[Start Material for this exercise]

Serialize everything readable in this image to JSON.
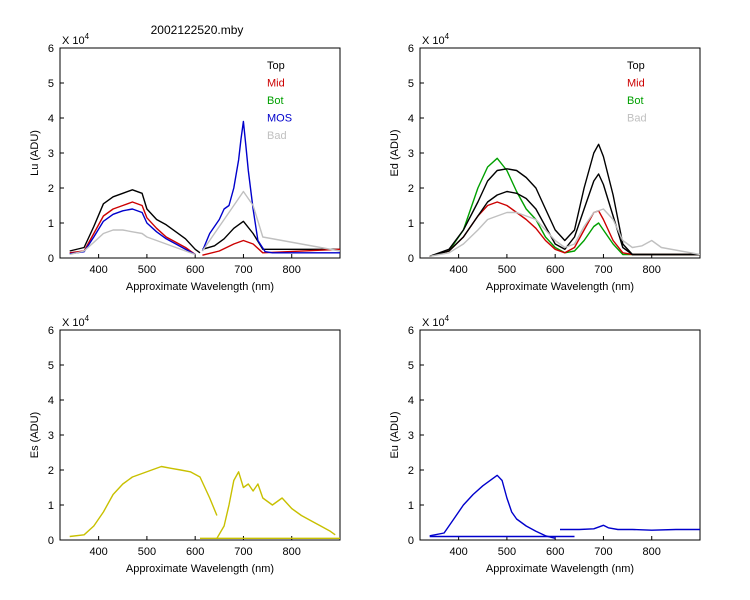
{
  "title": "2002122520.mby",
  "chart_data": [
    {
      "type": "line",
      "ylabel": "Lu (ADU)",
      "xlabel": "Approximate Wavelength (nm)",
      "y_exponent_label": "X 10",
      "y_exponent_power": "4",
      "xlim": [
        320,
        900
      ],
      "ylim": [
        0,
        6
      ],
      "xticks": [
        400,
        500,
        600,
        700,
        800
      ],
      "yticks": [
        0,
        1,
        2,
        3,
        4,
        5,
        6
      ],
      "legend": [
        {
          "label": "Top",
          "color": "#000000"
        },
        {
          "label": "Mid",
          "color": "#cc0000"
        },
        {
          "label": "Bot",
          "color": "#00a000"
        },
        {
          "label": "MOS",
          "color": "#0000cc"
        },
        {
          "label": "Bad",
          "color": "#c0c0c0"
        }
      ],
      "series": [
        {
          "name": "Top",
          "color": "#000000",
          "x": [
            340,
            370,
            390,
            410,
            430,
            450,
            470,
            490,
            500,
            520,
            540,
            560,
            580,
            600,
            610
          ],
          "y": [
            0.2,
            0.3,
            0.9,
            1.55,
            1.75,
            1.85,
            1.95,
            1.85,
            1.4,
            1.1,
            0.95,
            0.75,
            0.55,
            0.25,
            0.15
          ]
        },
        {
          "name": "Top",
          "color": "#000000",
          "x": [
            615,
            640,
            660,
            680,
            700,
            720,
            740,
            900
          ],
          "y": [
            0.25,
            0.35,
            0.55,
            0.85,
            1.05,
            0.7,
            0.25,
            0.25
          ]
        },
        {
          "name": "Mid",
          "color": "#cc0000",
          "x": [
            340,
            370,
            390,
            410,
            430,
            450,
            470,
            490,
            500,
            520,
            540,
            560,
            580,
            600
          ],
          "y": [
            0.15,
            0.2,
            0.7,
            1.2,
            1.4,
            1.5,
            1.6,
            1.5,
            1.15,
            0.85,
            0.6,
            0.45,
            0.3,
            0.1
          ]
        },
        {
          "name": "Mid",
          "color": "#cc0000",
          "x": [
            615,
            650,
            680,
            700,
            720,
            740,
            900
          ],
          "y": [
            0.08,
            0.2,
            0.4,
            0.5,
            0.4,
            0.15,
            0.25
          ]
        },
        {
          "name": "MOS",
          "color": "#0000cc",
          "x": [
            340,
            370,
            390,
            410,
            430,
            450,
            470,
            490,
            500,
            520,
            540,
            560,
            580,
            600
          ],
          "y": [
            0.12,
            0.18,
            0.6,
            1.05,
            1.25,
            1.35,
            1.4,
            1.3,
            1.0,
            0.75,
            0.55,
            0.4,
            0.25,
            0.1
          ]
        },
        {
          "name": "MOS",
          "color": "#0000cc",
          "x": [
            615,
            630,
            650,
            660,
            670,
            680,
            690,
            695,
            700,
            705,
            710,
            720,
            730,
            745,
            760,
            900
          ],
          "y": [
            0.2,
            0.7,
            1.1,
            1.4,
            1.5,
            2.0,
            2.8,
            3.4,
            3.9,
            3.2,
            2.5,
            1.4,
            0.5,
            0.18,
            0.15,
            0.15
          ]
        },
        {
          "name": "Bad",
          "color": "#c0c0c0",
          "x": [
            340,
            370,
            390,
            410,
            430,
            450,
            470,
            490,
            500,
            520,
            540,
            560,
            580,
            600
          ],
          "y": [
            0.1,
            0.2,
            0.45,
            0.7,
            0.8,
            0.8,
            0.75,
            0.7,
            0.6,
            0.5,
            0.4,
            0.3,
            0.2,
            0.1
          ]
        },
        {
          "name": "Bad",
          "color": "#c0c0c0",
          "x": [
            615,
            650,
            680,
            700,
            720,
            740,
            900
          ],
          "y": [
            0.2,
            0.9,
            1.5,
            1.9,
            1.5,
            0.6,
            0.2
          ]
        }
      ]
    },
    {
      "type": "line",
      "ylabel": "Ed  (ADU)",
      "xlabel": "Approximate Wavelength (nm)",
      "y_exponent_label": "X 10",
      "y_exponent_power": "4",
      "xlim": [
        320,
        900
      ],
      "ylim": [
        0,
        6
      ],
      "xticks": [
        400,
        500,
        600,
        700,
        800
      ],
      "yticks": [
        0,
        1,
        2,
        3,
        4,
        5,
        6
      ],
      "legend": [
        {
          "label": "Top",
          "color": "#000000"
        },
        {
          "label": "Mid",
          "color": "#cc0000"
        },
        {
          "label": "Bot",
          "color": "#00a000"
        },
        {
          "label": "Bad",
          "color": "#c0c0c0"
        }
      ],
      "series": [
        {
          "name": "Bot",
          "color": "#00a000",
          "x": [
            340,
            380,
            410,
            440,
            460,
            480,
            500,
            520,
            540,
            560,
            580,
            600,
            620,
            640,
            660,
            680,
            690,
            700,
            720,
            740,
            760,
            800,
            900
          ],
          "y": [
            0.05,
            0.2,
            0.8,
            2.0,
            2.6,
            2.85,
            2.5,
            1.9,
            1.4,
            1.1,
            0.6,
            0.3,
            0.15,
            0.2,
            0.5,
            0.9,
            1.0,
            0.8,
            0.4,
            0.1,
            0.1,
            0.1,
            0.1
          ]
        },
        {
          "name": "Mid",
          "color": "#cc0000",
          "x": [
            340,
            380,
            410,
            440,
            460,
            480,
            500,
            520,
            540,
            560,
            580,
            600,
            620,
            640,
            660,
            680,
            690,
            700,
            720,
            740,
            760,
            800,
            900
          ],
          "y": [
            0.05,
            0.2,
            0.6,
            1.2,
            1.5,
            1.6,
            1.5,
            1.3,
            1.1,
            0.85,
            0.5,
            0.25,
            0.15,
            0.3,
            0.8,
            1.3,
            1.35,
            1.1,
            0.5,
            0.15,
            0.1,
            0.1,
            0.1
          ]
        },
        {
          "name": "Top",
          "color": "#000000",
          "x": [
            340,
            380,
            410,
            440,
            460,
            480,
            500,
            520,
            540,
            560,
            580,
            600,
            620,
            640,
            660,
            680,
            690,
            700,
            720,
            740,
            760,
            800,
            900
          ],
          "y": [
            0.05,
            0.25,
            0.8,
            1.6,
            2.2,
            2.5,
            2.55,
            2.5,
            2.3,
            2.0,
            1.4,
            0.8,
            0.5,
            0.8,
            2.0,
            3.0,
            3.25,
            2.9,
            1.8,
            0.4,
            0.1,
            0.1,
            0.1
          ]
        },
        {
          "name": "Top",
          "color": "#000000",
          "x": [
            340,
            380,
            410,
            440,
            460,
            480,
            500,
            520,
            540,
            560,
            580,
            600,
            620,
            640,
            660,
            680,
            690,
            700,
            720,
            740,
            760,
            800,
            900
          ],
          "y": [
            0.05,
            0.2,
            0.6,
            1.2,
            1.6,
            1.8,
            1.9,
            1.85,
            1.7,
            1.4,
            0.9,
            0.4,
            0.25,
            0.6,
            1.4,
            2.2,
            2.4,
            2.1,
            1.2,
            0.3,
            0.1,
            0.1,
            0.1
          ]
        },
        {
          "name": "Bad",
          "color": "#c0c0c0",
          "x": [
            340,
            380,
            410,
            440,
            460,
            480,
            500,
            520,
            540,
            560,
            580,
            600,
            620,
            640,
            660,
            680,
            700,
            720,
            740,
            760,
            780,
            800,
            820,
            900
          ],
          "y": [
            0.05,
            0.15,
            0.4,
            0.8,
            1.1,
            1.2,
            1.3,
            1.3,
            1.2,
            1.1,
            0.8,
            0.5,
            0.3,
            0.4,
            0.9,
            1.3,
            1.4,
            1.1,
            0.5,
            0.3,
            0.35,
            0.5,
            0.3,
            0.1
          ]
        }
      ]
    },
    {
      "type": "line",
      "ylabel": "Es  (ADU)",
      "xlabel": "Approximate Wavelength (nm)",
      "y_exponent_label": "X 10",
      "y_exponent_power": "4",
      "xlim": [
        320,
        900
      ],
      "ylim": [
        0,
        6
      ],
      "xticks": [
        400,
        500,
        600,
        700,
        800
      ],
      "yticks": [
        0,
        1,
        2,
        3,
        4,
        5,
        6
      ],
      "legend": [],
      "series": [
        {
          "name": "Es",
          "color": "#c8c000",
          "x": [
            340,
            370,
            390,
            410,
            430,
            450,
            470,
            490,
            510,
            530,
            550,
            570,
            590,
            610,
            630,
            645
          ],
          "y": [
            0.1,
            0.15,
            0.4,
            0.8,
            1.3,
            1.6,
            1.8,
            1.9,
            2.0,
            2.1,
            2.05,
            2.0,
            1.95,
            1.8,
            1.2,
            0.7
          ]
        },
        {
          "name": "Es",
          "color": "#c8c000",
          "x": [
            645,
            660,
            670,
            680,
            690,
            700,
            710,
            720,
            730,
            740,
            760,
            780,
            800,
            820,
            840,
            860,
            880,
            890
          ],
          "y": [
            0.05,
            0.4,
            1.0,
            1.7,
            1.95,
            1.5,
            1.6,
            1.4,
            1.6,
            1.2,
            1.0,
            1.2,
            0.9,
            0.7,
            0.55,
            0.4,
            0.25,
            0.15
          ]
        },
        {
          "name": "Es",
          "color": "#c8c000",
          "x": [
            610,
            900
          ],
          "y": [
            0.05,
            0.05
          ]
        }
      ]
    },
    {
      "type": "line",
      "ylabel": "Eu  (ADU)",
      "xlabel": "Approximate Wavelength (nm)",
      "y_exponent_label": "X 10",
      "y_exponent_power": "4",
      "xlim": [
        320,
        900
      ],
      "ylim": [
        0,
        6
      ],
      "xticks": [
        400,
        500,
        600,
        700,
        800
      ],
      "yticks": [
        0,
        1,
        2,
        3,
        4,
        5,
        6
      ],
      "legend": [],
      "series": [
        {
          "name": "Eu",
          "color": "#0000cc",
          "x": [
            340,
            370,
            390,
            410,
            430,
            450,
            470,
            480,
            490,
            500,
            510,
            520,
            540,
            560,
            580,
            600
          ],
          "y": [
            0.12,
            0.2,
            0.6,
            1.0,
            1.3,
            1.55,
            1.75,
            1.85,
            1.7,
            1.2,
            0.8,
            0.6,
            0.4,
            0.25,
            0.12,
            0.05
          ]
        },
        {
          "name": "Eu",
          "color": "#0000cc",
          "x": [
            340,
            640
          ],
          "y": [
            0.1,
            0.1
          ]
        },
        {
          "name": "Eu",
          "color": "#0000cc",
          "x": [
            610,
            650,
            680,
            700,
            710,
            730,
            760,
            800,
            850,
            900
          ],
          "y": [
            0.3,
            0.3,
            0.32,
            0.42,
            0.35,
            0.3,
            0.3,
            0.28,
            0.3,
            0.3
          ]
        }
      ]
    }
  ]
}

[End Material for this exercise]

- Written exercise
In the entries above, find each line with the word "ylabel" and copy it.

- Problem solution
      "ylabel": "Lu (ADU)",
      "ylabel": "Ed  (ADU)",
      "ylabel": "Es  (ADU)",
      "ylabel": "Eu  (ADU)",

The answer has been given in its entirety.